#### TEXT EXCERPT:
# BASF promises 10x leap for NiMH Batteries



## PhantomPholly (Aug 20, 2008)

Could we be looking for amps in all the wrong places? BASF has demonstrated NiMH with energy density equal to LiIon, and expects two more doublings...

http://www.technologyreview.com/news/535251/old-battery-type-gets-an-energy-boost/


----------



## nimblemotors (Oct 1, 2010)

'we' don't care much what chemistry, just cheaper and lighter.
NiMH will in fact catch fire, that article is incorrect, and they self-discharge at high rates and have poor charge efficiency. 
Battery 'breakthoughs' are announced every few months...in a lab.

It is Zinc-Air that is the real promise yet to be realized...outside a lab.


----------



## PhantomPholly (Aug 20, 2008)

nimblemotors said:


> NiMH will in fact catch fire, that article is incorrect, and they self-discharge at high rates and have poor charge efficiency.


Taking your arguments in order...

To be fair, they most often do not catch fire under the 'normal use' scenarios which have gained LiIon notoriety for catching fire. Nothing is truly fireproof. 

The self-discharge rate is definitely higher than LiIon, but is that really an issue for cars used almost daily? I doubt the loss would be noticeable to your pocket book - you could just as easily say that your fuel cost might go from $0.20/gallon to $0.30/gallon (effective cost for comparison to gasoline). I truly doubt the difference would be that much, but even if it were it would be almost unnoticeable to most folks over a year.

Same type of argument for the poor charge efficiency - if you reduce the up-front capital costs (the biggest hurdle for most buyers) but the cost of "fuel" is $0.30 per gallon compared to $2.50 per gallon for an ICE vehicle or $0.20 gallon for an EV using LiIon, most people would say the fuel cost difference between the NiMH and LiIon is indistinguishable over a year.



> Battery 'breakthoughs' are announced every few months...in a lab.


That's why this is the news section of the forum. It is for people who like to keep abreast of what is happening. Even one more doubling of their demonstration, converted to the market place, would displace LiIon as the price/performance leader and bring EVs within the budget of far more people than today - or an increase in range for vehicles like the Leaf, which I cannot use today because the range is not sufficient for my commute.



> It is Zinc-Air that is the real promise yet to be realized...outside a lab.

#### PROVIDED MATERIAL:
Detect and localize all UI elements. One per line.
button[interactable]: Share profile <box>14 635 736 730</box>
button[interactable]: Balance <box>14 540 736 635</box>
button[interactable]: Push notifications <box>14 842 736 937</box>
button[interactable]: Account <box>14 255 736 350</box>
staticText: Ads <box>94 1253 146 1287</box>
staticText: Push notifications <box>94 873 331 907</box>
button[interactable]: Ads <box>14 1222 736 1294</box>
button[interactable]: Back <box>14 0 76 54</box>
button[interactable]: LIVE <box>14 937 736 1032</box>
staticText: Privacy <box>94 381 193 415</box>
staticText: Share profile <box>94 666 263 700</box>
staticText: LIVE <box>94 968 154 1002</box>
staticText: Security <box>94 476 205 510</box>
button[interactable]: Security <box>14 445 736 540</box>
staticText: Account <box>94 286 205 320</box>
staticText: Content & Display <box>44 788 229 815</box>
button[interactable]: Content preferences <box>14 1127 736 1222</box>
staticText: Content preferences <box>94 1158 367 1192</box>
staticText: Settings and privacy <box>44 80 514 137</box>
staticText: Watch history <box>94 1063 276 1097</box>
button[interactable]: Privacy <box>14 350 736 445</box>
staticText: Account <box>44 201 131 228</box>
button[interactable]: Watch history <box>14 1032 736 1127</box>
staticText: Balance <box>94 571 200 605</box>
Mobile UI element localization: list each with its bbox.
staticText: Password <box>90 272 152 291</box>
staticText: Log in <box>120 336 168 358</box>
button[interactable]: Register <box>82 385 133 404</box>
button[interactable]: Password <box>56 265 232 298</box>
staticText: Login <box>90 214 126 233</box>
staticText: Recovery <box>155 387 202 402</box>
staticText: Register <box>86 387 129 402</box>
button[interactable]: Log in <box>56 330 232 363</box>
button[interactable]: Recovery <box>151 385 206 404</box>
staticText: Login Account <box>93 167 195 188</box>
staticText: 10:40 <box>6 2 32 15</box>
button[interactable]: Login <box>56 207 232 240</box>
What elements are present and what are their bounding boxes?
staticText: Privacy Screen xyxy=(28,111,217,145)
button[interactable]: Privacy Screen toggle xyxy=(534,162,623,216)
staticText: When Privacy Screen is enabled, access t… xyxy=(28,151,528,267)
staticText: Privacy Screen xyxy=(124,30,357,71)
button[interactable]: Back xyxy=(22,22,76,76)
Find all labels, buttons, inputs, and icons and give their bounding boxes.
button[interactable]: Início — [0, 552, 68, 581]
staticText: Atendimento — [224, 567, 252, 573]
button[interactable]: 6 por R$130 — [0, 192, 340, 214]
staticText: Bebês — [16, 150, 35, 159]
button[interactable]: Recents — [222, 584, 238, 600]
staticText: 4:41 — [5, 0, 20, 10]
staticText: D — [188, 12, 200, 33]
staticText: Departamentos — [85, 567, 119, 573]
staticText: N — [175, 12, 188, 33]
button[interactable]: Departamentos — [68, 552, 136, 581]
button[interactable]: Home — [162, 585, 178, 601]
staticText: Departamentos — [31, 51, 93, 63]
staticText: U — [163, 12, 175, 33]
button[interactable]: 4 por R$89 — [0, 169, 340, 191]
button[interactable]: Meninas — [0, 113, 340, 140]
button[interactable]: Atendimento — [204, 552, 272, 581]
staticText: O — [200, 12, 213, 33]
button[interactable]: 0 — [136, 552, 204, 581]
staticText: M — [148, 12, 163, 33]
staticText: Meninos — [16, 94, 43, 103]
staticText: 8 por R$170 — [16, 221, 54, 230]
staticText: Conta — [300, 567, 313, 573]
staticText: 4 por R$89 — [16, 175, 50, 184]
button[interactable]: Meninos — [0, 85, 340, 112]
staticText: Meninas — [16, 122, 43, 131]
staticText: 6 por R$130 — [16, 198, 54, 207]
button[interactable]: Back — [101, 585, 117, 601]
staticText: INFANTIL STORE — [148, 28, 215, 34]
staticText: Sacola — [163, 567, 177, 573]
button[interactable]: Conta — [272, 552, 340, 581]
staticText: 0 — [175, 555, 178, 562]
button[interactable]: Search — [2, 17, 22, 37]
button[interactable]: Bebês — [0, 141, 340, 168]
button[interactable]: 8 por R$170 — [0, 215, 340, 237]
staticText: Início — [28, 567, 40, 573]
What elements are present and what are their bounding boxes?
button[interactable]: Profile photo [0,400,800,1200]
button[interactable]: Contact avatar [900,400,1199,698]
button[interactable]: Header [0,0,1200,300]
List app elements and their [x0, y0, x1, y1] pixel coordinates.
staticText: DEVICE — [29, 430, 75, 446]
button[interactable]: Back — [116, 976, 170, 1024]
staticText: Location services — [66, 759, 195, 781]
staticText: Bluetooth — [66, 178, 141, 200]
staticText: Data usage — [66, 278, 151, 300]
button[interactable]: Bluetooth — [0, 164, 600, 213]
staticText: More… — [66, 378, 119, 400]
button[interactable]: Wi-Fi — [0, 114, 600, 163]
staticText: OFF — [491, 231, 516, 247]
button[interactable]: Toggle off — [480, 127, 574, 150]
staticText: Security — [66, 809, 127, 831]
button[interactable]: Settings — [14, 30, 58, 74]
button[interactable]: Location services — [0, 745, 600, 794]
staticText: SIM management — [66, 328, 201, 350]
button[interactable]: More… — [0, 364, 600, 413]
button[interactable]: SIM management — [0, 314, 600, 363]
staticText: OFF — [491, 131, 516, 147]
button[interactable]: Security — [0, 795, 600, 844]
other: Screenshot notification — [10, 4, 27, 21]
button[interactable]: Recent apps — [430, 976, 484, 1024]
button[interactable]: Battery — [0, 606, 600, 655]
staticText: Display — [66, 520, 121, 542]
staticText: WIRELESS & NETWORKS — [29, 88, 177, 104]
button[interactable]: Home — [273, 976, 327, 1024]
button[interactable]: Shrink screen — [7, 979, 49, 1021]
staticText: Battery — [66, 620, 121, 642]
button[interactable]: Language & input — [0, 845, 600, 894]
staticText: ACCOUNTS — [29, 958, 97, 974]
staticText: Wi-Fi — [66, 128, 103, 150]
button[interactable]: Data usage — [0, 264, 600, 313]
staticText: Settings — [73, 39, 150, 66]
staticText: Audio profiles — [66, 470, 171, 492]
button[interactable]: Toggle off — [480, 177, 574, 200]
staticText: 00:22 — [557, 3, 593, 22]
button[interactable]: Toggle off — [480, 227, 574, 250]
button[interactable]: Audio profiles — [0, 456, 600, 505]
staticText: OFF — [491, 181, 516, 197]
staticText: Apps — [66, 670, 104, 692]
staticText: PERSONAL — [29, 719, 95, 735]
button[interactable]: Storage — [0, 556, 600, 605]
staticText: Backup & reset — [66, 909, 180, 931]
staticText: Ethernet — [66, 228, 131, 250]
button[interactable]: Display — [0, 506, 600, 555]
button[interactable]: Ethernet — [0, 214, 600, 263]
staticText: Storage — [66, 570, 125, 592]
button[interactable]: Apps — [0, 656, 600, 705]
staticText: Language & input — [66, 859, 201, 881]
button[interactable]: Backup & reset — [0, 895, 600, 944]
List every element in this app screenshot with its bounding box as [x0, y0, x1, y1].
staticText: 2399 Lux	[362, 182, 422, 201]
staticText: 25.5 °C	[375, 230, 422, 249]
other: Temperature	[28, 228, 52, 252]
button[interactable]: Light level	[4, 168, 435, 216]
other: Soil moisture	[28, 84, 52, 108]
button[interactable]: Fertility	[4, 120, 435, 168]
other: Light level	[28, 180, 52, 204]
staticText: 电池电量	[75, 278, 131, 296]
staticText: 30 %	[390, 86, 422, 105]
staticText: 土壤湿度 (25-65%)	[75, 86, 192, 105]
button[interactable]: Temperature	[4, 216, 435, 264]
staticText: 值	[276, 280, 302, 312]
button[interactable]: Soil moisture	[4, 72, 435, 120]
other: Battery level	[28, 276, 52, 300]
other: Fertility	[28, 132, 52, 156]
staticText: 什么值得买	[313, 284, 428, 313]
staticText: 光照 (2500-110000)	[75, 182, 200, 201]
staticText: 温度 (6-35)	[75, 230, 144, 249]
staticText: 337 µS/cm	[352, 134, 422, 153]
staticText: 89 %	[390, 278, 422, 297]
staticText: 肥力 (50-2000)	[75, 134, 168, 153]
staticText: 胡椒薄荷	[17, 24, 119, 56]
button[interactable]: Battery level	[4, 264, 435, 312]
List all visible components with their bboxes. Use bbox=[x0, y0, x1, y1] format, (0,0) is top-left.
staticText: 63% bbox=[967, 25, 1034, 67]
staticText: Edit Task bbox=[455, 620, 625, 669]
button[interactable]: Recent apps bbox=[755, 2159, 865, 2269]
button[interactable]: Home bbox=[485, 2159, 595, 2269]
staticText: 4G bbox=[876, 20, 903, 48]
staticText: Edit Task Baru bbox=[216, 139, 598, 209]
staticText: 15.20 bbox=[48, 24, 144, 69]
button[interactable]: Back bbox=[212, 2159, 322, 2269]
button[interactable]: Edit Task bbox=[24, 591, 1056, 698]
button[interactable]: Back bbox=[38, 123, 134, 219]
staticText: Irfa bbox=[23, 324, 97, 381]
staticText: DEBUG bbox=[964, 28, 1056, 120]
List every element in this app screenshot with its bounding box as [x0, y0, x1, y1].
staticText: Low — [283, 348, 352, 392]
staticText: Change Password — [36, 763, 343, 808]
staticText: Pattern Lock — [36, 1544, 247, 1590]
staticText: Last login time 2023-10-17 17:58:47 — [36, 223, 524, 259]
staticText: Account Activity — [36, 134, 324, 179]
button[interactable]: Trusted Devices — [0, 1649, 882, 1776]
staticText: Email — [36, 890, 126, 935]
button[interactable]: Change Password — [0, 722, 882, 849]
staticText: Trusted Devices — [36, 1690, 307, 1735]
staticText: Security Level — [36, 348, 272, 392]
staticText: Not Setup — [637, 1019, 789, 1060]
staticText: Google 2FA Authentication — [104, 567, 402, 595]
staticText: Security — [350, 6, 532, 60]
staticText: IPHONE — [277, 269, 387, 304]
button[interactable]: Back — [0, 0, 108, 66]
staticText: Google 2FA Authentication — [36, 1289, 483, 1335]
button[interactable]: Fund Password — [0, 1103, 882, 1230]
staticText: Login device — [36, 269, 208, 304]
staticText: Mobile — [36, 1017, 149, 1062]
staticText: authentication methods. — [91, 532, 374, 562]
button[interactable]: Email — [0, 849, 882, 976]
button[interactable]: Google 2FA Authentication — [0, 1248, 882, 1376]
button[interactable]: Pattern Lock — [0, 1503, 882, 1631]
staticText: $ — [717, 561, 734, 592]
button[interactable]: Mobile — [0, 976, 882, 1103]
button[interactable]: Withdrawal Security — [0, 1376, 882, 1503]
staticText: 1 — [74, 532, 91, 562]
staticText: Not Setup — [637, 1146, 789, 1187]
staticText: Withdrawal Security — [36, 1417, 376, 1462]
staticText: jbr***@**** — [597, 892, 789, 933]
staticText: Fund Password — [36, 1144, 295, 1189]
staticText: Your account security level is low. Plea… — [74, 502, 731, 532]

#### TASK 1:
Answer these from the forum thread on BASF's NiMH batteries:
(a) In the opening post, which battery type is BASF's NiMH said to match in energy density?
(b) Which chemistry does nimblemotors call "the real promise yet to be realized"?
(c) What per-gallon fuel cost does PhantomPholly give for an ICE vehicle?
#### TASK 2:
Retype the part of the NiMH battery thread between "Could we be" and "two more doublings...", inclusive.
#### TASK 3:
Extend the forum thread on BASF's NiMH batteries, starting after its final line.

#### FINAL RESULT 1:
(a) LiIon
(b) Zinc-Air
(c) $2.50 per gallon

#### FINAL RESULT 2:
Could we be looking for amps in all the wrong places? BASF has demonstrated NiMH with energy density equal to LiIon, and expects two more doublings...

#### FINAL RESULT 3:
A 10x improvement would be icing on the cake. We really only need one more doubling of performance at the same price as current LiIon for EVs to go mainstream (the "tipping point").


----------



## Moltenmetal (Mar 20, 2014)

Zinc- air is more of a solid fuelled fuel cell than a battery. You need a zinc refinery as a recharger...


----------



## nimblemotors (Oct 1, 2010)

Moltenmetal said:


> Zinc- air is more of a solid fuelled fuel cell than a battery. You need a zinc refinery as a recharger...


You need to do a little research my friend, but really so far just promises..
Here, let me get you started..

http://fluidicenergy.com/
The combo of these innovations are supposed to deliver a metal air battery that can be recharged, has high energy density (amount of energy that can be stored), and is inexpensive. If the battery was used in an electric car, it could have 400 to 500 mile range for the price of a lead acid battery. The ARPA-E site says the battery is shooting for 5,000 charge and discharge cycles. Friesen says in the video that the battery is the first proven, high-cycle rechargeable metal air battery out there.


----------



## Moltenmetal (Mar 20, 2014)

That was the single weirdest website I have ever seen. I saw lots of claims, but nothing there that demonstrates that these guys are any closer to a high efficiency durable rechargeable zinc-air secondary battery than that (alleged) scam artist in California Mike Cheiky's former company ZPower.

The chemistry is fraught with difficulties for rechargeable use. These difficulties are like the ones with hydrogen- they are highly resistant to wishful thinking. Impossible? No, I wouldn't go that far- but I'll believe it after I've seen proof in production and service and not a minute sooner.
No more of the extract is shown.